_Given task:_ Reproduce the entire listing word for word.

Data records
※

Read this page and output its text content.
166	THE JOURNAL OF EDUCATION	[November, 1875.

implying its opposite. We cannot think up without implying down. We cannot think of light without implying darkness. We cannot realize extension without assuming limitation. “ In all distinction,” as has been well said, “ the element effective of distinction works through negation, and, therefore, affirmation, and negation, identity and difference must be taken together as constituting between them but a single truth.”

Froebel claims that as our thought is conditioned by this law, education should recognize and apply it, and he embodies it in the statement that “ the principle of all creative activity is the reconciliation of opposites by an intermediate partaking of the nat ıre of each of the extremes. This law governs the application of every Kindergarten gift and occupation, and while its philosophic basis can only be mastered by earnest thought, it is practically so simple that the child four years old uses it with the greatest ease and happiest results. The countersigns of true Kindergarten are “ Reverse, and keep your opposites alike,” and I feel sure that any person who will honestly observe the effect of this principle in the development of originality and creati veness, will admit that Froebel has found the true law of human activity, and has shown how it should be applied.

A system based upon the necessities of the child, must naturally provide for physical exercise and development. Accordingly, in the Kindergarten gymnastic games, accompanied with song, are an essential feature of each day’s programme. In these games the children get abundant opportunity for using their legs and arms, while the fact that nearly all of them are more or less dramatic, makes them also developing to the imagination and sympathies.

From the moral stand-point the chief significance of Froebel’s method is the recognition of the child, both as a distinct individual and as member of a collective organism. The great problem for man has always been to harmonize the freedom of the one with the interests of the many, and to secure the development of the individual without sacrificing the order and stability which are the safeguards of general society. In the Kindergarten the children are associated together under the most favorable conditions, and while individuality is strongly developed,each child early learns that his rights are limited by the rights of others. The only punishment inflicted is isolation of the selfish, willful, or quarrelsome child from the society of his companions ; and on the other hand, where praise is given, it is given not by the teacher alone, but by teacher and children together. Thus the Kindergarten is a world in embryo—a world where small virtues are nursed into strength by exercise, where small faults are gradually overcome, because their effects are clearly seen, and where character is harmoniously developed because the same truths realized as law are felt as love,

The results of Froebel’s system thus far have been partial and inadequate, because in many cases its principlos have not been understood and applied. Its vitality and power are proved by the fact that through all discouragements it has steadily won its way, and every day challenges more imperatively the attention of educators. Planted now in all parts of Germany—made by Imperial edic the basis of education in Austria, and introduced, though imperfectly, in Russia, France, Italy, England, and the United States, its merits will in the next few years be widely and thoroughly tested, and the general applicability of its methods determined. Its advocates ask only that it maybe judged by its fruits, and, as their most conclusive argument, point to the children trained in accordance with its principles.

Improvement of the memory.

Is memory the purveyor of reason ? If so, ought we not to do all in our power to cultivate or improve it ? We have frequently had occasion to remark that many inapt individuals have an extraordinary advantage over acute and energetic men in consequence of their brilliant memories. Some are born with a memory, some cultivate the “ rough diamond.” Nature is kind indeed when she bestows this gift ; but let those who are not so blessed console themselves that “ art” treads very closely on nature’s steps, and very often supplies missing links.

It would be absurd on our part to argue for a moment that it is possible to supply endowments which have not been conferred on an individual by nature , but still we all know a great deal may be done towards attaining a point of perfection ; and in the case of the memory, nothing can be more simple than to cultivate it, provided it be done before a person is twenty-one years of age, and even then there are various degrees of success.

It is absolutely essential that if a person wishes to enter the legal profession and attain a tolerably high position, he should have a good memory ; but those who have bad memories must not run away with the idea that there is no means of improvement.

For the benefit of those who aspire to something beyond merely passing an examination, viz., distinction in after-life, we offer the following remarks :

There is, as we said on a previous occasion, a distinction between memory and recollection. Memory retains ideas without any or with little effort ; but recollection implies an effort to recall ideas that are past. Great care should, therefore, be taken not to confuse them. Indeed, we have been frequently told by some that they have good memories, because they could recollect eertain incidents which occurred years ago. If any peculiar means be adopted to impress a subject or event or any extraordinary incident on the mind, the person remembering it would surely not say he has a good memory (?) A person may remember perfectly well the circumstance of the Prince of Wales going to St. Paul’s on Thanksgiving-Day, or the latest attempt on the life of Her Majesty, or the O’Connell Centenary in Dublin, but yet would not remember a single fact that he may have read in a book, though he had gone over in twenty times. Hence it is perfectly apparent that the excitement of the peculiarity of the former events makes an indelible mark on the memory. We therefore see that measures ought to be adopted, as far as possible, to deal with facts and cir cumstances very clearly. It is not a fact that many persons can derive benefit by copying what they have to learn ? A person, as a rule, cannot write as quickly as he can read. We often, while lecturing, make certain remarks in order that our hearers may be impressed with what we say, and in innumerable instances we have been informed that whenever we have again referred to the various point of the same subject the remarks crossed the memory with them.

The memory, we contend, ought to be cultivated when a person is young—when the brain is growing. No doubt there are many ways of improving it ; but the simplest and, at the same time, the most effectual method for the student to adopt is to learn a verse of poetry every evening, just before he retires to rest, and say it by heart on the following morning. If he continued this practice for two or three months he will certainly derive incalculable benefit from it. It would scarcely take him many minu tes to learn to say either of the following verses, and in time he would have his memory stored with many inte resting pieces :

※

_Solved exercise:_
Read this page and output its text content.
166	THE JOURNAL OF EDUCATION	[November, 1875.

implying its opposite. We cannot think up without implying down. We cannot think of light without implying darkness. We cannot realize extension without assuming limitation. “ In all distinction,” as has been well said, “ the element effective of distinction works through negation, and, therefore, affirmation, and negation, identity and difference must be taken together as constituting between them but a single truth.”

Froebel claims that as our thought is conditioned by this law, education should recognize and apply it, and he embodies it in the statement that “ the principle of all creative activity is the reconciliation of opposites by an intermediate partaking of the nat ıre of each of the extremes. This law governs the application of every Kindergarten gift and occupation, and while its philosophic basis can only be mastered by earnest thought, it is practically so simple that the child four years old uses it with the greatest ease and happiest results. The countersigns of true Kindergarten are “ Reverse, and keep your opposites alike,” and I feel sure that any person who will honestly observe the effect of this principle in the development of originality and creati veness, will admit that Froebel has found the true law of human activity, and has shown how it should be applied.

A system based upon the necessities of the child, must naturally provide for physical exercise and development. Accordingly, in the Kindergarten gymnastic games, accompanied with song, are an essential feature of each day’s programme. In these games the children get abundant opportunity for using their legs and arms, while the fact that nearly all of them are more or less dramatic, makes them also developing to the imagination and sympathies.

From the moral stand-point the chief significance of Froebel’s method is the recognition of the child, both as a distinct individual and as member of a collective organism. The great problem for man has always been to harmonize the freedom of the one with the interests of the many, and to secure the development of the individual without sacrificing the order and stability which are the safeguards of general society. In the Kindergarten the children are associated together under the most favorable conditions, and while individuality is strongly developed,each child early learns that his rights are limited by the rights of others. The only punishment inflicted is isolation of the selfish, willful, or quarrelsome child from the society of his companions ; and on the other hand, where praise is given, it is given not by the teacher alone, but by teacher and children together. Thus the Kindergarten is a world in embryo—a world where small virtues are nursed into strength by exercise, where small faults are gradually overcome, because their effects are clearly seen, and where character is harmoniously developed because the same truths realized as law are felt as love,

The results of Froebel’s system thus far have been partial and inadequate, because in many cases its principlos have not been understood and applied. Its vitality and power are proved by the fact that through all discouragements it has steadily won its way, and every day challenges more imperatively the attention of educators. Planted now in all parts of Germany—made by Imperial edic the basis of education in Austria, and introduced, though imperfectly, in Russia, France, Italy, England, and the United States, its merits will in the next few years be widely and thoroughly tested, and the general applicability of its methods determined. Its advocates ask only that it maybe judged by its fruits, and, as their most conclusive argument, point to the children trained in accordance with its principles.

Improvement of the memory.

Is memory the purveyor of reason ? If so, ought we not to do all in our power to cultivate or improve it ? We have frequently had occasion to remark that many inapt individuals have an extraordinary advantage over acute and energetic men in consequence of their brilliant memories. Some are born with a memory, some cultivate the “ rough diamond.” Nature is kind indeed when she bestows this gift ; but let those who are not so blessed console themselves that “ art” treads very closely on nature’s steps, and very often supplies missing links.

It would be absurd on our part to argue for a moment that it is possible to supply endowments which have not been conferred on an individual by nature , but still we all know a great deal may be done towards attaining a point of perfection ; and in the case of the memory, nothing can be more simple than to cultivate it, provided it be done before a person is twenty-one years of age, and even then there are various degrees of success.

It is absolutely essential that if a person wishes to enter the legal profession and attain a tolerably high position, he should have a good memory ; but those who have bad memories must not run away with the idea that there is no means of improvement.

For the benefit of those who aspire to something beyond merely passing an examination, viz., distinction in after-life, we offer the following remarks :

There is, as we said on a previous occasion, a distinction between memory and recollection. Memory retains ideas without any or with little effort ; but recollection implies an effort to recall ideas that are past. Great care should, therefore, be taken not to confuse them. Indeed, we have been frequently told by some that they have good memories, because they could recollect eertain incidents which occurred years ago. If any peculiar means be adopted to impress a subject or event or any extraordinary incident on the mind, the person remembering it would surely not say he has a good memory (?) A person may remember perfectly well the circumstance of the Prince of Wales going to St. Paul’s on Thanksgiving-Day, or the latest attempt on the life of Her Majesty, or the O’Connell Centenary in Dublin, but yet would not remember a single fact that he may have read in a book, though he had gone over in twenty times. Hence it is perfectly apparent that the excitement of the peculiarity of the former events makes an indelible mark on the memory. We therefore see that measures ought to be adopted, as far as possible, to deal with facts and cir cumstances very clearly. It is not a fact that many persons can derive benefit by copying what they have to learn ? A person, as a rule, cannot write as quickly as he can read. We often, while lecturing, make certain remarks in order that our hearers may be impressed with what we say, and in innumerable instances we have been informed that whenever we have again referred to the various point of the same subject the remarks crossed the memory with them.

The memory, we contend, ought to be cultivated when a person is young—when the brain is growing. No doubt there are many ways of improving it ; but the simplest and, at the same time, the most effectual method for the student to adopt is to learn a verse of poetry every evening, just before he retires to rest, and say it by heart on the following morning. If he continued this practice for two or three months he will certainly derive incalculable benefit from it. It would scarcely take him many minu tes to learn to say either of the following verses, and in time he would have his memory stored with many inte resting pieces :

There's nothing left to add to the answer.